Task:
Only a number is wanted: how many lines in the records below contain "this"?

Task data:
++++

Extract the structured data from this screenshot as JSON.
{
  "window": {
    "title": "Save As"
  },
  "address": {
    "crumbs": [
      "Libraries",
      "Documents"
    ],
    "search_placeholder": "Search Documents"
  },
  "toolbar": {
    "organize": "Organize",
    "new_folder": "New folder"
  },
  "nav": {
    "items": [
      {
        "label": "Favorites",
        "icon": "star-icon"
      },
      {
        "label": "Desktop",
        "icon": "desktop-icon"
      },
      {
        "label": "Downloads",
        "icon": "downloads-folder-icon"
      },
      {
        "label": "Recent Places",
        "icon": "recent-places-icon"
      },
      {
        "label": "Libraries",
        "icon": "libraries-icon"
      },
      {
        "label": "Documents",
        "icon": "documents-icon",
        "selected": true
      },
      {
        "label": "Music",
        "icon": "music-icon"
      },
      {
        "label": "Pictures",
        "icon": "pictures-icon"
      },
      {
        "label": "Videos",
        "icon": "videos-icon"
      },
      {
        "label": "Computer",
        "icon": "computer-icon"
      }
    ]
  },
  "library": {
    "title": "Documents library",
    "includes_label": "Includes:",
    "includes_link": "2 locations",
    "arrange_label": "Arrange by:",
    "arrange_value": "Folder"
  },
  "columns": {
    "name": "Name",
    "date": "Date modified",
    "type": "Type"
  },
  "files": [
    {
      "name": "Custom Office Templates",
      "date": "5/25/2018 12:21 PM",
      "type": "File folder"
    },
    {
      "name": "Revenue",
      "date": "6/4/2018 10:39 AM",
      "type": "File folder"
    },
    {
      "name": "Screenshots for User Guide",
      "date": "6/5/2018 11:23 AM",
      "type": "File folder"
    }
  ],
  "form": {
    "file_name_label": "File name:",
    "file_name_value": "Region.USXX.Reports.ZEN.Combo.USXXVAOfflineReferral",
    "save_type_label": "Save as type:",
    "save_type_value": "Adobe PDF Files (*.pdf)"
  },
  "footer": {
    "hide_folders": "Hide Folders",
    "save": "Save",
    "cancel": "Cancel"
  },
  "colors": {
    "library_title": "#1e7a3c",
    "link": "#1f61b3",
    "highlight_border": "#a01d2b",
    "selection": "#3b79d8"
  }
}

++++

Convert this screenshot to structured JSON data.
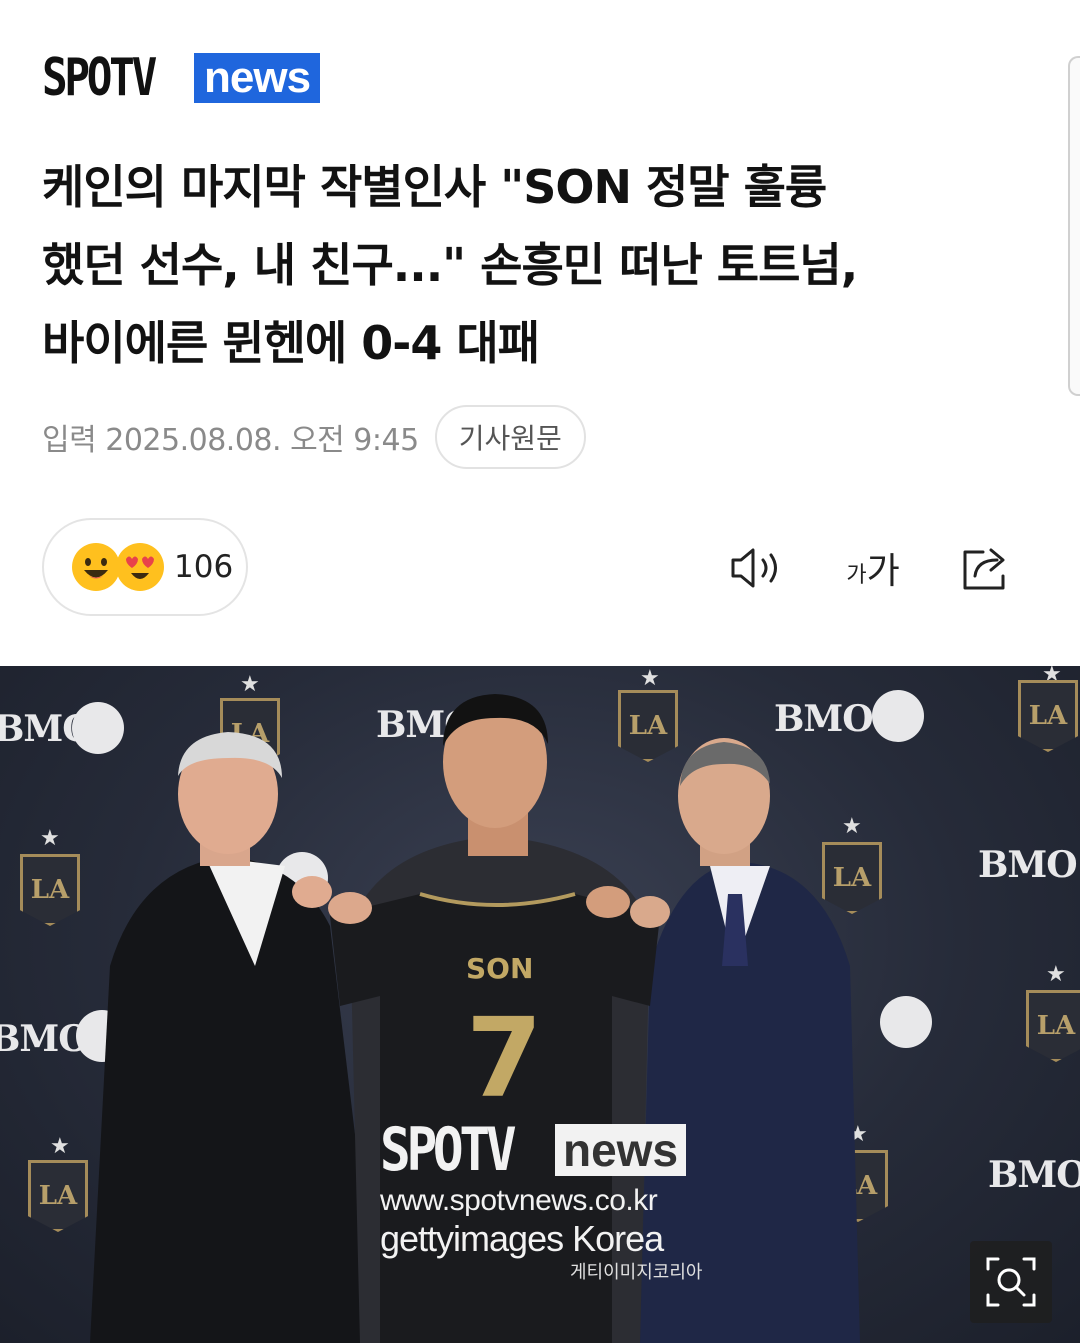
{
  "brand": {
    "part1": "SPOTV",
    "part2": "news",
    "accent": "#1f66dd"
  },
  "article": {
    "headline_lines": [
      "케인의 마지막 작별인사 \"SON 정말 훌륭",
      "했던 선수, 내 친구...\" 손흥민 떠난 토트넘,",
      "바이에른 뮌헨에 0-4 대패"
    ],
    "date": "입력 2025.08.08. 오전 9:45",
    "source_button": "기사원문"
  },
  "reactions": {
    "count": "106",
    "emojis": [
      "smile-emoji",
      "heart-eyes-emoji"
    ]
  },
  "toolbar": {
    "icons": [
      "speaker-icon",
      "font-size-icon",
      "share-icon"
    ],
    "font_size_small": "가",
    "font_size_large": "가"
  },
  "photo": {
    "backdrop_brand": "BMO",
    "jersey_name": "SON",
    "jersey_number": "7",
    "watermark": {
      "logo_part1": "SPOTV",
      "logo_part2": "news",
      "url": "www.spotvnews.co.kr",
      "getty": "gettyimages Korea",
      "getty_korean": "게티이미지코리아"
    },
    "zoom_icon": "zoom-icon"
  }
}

++++

The reply:
2